P.S. mich interessiert nur t4


----------



## myadictivo (18. Mai 2011)

also ich hab mich grade mal mit meinem alten account eingewählt.
mit meinem schami lvl 31 kam kein sz invite zustande und mit meinem squig auf 35 auch nicht.

werds demnächst nochmal antesten, aber wenn ich da jeweils längere wartezeiten hab seh ich keinen grund mein abo neu abzuschließen


----------



## iffs (18. Mai 2011)

Rungor schrieb:


> wie siehts eigentlich auf drakenwald aus vom fraktionsbalancing? werden die ordler immer noch abgefarmt weil die destros einfach in der überzahl sind?..zahl es sich überhaupt noch auf irgendeinem server aus zu spielen oder haben alle balancing schwierigkeiten?^^
> P.S. mich interessiert nur t4



Ja, Order ist immer noch in der unterzahl, zwar sind sie mittlerweile auch stärcker geworden. In den SC's haben die Order aber eindeutig die Nase vorn. Destro hat mal Altdorf mehr, Order gewinnt paar SC's mehr, also so zusagen gleichstand.



myadictivo schrieb:


> mit meinem schami lvl 31 kam kein sz invite zustande und mit meinem squig auf 35 auch nicht.



Wie gesagt im den T2 und T3 laufen die SC's nur sehr selten, aber im oRvR kann man ordentlich spass haben. Ab Level 40 laufen die SC's aber einwandfrei.


----------



## Niziro (18. Mai 2011)

myadictivo schrieb:


> also ich hab mich grade mal mit meinem alten account eingewählt.
> mit meinem schami lvl 31 kam kein sz invite zustande und mit meinem squig auf 35 auch nicht.
> 
> werds demnächst nochmal antesten, aber wenn ich da jeweils längere wartezeiten hab seh ich keinen grund mein abo neu abzuschließen



T2 und T3 herrscht keine Szenario AKtivität, aber dafür umsomehr im RvR. T4 sehe ich viele aus meiner Gilde ständig auf den unterschiedlichen Schlachtfeldern/Szenarios


----------



## Badomen (18. Mai 2011)

Niziro schrieb:


> T2 und T3 herrscht keine Szenario AKtivität, aber dafür umsomehr im RvR. T4 sehe ich viele aus meiner Gilde ständig auf den unterschiedlichen Schlachtfeldern/Szenarios



Kann ich unterschreiben...

**Datensätze**:

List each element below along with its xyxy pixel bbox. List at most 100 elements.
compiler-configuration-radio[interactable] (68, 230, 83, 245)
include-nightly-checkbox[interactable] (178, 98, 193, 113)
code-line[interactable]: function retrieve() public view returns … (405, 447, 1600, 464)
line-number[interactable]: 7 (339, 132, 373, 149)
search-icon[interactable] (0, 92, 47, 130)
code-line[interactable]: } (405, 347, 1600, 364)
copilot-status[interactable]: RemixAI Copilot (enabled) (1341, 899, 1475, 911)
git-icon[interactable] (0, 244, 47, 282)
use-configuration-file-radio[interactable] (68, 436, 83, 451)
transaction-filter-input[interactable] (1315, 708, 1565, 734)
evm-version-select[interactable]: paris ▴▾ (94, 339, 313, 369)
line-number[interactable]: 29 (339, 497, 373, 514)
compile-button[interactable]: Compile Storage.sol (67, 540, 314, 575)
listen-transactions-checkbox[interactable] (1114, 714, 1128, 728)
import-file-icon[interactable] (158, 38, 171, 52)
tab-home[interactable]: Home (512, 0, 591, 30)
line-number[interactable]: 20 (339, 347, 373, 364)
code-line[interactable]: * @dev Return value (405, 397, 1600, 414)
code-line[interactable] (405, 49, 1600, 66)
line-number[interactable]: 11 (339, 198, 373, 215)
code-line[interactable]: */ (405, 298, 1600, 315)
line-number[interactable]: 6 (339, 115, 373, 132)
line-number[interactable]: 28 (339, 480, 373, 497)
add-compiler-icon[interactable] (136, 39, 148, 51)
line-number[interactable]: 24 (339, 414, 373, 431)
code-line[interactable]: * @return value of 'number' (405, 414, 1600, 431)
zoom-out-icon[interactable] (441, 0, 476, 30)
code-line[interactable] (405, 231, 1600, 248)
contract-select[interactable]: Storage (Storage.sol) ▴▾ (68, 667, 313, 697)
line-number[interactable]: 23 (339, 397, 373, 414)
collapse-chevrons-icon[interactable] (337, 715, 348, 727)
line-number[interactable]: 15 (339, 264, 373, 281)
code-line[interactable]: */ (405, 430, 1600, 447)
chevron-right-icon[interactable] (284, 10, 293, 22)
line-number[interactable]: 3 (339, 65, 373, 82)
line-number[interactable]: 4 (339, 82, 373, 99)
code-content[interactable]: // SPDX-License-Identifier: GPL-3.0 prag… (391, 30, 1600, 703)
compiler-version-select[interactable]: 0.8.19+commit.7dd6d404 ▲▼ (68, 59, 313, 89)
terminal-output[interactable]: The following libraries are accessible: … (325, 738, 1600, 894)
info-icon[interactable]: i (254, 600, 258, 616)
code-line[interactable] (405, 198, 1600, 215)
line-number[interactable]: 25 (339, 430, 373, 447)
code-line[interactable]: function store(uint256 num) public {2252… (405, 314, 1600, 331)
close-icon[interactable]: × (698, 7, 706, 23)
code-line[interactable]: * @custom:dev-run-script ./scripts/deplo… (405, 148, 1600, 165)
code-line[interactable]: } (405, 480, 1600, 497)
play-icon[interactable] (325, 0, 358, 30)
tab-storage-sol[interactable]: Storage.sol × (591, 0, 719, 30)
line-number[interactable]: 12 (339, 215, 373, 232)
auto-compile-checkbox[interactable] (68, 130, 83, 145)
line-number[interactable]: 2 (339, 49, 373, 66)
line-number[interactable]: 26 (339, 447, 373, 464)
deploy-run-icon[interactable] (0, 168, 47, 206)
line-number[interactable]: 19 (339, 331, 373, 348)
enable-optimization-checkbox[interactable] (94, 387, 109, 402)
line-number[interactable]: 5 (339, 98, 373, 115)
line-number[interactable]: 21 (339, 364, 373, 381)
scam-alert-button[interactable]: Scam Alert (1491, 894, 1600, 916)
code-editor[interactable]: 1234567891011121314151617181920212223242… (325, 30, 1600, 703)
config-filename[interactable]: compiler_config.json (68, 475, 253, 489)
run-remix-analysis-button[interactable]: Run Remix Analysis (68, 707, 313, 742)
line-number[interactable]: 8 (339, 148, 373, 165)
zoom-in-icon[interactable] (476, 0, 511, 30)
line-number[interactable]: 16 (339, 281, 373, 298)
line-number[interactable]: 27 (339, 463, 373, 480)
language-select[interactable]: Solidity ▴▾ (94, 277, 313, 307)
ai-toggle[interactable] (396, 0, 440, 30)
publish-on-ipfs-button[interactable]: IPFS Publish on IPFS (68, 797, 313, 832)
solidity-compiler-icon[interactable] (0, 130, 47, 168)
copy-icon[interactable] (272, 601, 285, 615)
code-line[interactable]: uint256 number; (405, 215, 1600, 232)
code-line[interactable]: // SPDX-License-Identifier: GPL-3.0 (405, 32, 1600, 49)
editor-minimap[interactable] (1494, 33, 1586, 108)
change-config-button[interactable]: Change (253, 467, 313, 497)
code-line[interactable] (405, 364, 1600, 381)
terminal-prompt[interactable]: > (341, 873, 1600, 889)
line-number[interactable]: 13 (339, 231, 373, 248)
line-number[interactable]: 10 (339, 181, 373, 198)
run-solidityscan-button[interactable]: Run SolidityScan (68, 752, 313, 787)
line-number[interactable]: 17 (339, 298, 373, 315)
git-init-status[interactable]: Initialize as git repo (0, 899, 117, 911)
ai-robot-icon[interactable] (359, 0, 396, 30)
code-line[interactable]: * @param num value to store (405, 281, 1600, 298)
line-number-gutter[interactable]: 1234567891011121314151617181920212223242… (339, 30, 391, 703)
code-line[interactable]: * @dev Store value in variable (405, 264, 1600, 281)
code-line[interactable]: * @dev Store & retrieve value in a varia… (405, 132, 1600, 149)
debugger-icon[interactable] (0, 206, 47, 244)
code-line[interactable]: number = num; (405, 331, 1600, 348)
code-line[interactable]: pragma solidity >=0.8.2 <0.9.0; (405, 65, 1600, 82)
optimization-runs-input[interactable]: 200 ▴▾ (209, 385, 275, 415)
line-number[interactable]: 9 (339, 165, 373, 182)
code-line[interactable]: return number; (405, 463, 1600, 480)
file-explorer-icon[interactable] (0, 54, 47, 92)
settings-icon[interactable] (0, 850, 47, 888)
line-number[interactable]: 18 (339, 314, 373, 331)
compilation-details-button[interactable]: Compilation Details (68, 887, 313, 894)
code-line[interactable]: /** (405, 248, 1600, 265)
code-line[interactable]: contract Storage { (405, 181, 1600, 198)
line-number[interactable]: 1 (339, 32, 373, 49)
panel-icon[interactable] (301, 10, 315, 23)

**Schriftliche Aufgabe 1**:
Beantworten Sie anhand der Forendiskussion zur Szenario-Aktivität die folgenden Fragen:
(a) Auf welcher Stufe war der Schamane, mit dem myadictivo keine Szenario-Einladung erhielt?
(b) Welche Fraktion ist auf Drakenwald laut iffs weiterhin in der Unterzahl?
(c) Ab welchem Level laufen die Szenarien laut iffs einwandfrei?
**Schriftliche Aufgabe 2**:
Führen Sie die Forendiskussion zur Szenario-Aktivität fort.
Die Datensätze spielen hierfür keine Rolle.

**Ergebnis 1**:
(a) Auf Stufe 31.
(b) Die Order.
(c) Ab Level 40.

**Ergebnis 2**:
Habe einen Magus Stufe 31 dort und es ging wirklich NOCH NIE ein Szenario dort auf, unabhängig von der Zeit.
Aber RVR gibt es genug dafür. Man muss nur suchen.


----------



## myadictivo (19. Mai 2011)

bin ich mit 35 nicht schon im t4 ? oder wurde das irgendwann rausgepatcht und gehen jetzt 40ger nur noch unter sich ins szenario ? also zu release wurde ich mit meinem >3x er chars direkt ins t4 sz geworfen und teilweise übel verhauen von den ganzen imba 40gern mit RR schlagmichtot


----------



## iffs (19. Mai 2011)

Man muss für die T4 SCs 40 sein, das wurde mal geändert.


----------



## C0ntra (19. Mai 2011)

myadictivo schrieb:


> bin ich mit 35 nicht schon im t4 ? oder wurde das irgendwann rausgepatcht und gehen jetzt 40ger nur noch unter sich ins szenario ? also zu release wurde ich mit meinem >3x er chars direkt ins t4 sz geworfen und teilweise übel verhauen von den ganzen imba 40gern mit RR schlagmichtot



Wenn dir die "kleineren" SZ Waffen wegen dem Style gefallen, dann kannst du sie dir immer noch mit 40 nachholen, das geht dann auch schneller, weil du die Embleme 5:1 umwandeln kannst. Um Ruf zu kriegen reicht RvR bei weitem aus und darüber lässt es sich auch leveln, es dauert nur etwas länger aber ich fand es schnell genug.


----------



## ReX033 (21. Mai 2011)

ich oute mich mal:

ich würd ja auch gern wieder mit warhammer durchstarten.

habe nur leider keinen plan von pc's und daher keine ahnung wo es einen günstigen pc gibt wo unter anderem warhammer online ohne probleme drauf läuft und wo das preis/leistungsverhältnis stimmt.

gruß^^


----------



## myadictivo (21. Mai 2011)

warhammer sollte doch eigentlich nicht mehr sooo die probleme machen, oder ? ich kann mich an den release erinnern, da hatte ich echt mit bösen ruckelorgien zu tun und die engine hat meine hardware richtig fies niedergemacht. aber das ist ja auch schon bißl her.
ich denke mal jeder einstiegs-zock pc schafft warhammer problemlos. wie hoch ist denn dein budget ? ich denke mal ~450-500 euro kannst du fürn rechner einplanen. alternativ gebrauchtsmarkt, wobei die preise bestimmt in keiner relation mehr zum aktuellen hardwarepreis stehn.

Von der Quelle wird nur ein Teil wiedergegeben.